• **What is expected**
Copy out all lines carrying the word "broken".

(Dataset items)
──────────────────────────────
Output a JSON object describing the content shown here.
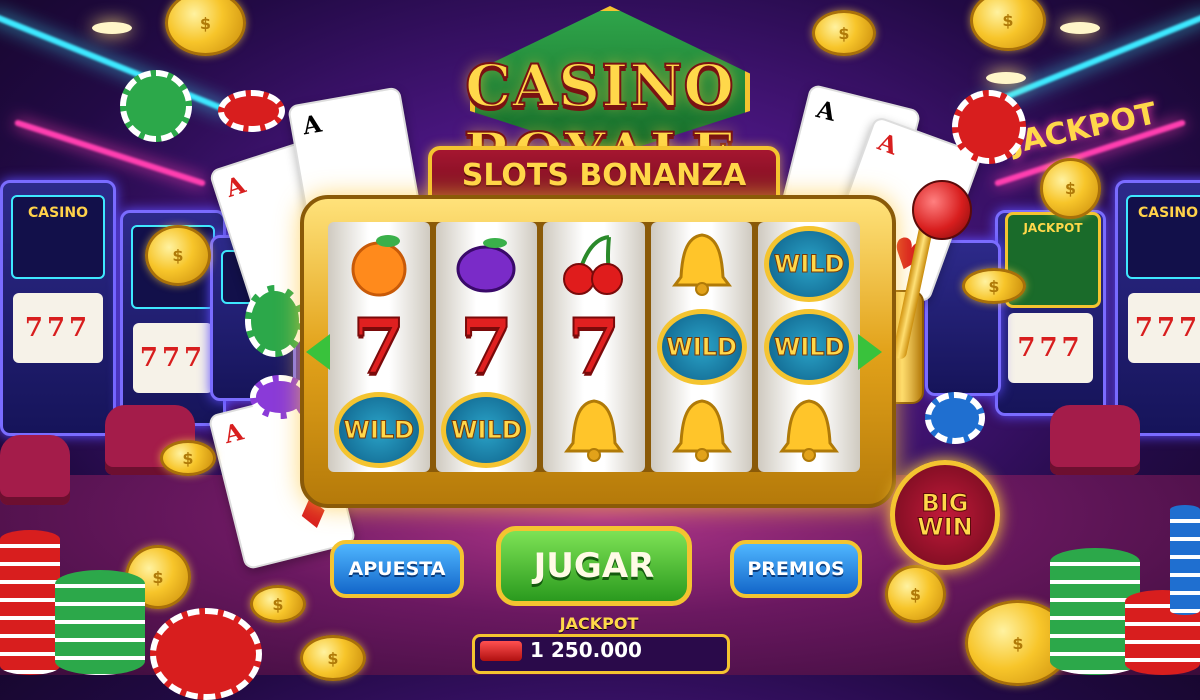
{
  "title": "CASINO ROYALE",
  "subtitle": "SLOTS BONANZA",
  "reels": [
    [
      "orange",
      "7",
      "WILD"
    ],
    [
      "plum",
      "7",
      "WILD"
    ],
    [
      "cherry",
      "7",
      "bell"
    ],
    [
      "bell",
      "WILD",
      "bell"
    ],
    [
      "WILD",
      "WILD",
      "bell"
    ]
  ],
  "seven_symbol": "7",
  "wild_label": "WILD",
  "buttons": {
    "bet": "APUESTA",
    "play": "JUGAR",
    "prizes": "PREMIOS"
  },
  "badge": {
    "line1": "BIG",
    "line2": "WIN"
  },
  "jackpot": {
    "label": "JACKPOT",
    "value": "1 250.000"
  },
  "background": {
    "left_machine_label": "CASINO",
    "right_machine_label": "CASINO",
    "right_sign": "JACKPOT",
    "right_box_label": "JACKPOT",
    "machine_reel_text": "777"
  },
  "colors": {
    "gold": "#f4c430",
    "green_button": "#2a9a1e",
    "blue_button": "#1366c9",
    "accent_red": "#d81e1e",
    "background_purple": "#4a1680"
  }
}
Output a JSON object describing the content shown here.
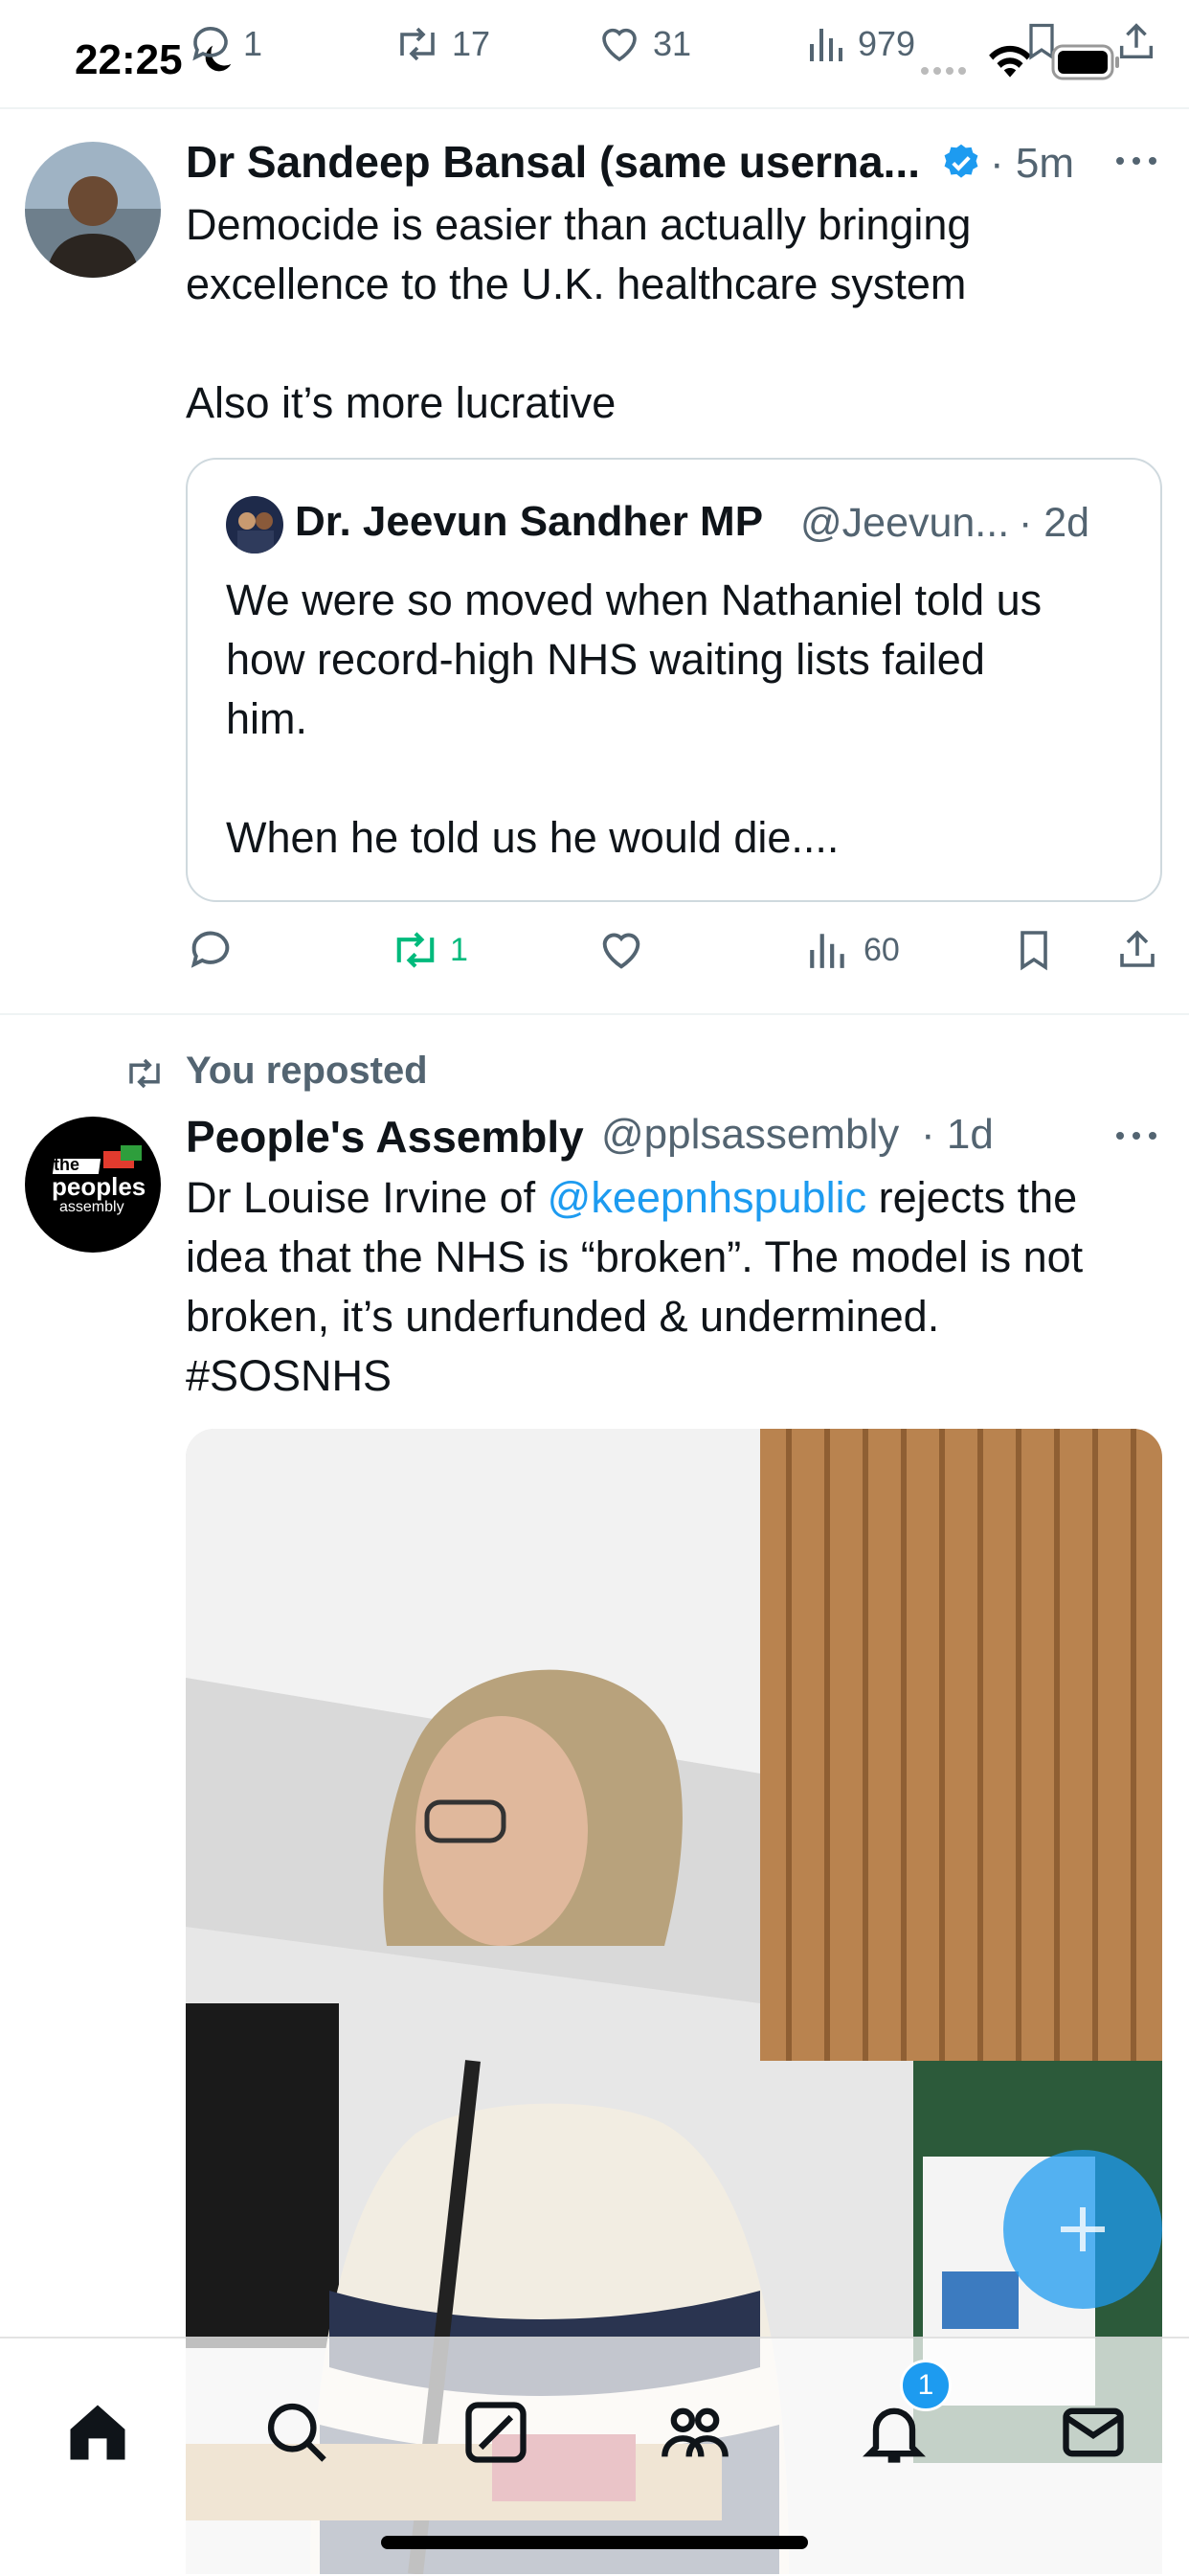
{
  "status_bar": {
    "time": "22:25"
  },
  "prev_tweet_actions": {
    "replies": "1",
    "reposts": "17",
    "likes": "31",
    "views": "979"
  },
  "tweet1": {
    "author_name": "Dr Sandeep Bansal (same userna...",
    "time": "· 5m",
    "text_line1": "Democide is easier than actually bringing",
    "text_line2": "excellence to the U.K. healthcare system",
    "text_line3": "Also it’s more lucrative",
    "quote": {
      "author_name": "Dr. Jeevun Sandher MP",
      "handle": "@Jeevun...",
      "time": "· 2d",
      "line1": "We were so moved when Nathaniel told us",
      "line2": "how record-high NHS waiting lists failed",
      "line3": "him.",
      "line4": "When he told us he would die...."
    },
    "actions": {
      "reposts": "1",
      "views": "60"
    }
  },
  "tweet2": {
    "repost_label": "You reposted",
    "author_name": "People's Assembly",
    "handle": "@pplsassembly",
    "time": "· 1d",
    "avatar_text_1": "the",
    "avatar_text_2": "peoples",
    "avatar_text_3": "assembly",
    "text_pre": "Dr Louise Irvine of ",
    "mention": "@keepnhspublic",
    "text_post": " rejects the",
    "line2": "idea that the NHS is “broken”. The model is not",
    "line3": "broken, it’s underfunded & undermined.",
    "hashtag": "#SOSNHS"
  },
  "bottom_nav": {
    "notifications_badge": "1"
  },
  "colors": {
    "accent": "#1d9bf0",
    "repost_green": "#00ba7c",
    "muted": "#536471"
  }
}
──────────────────────────────
• **Finished task**
    "line2": "idea that the NHS is “broken”. The model is not",
    "line3": "broken, it’s underfunded & undermined.",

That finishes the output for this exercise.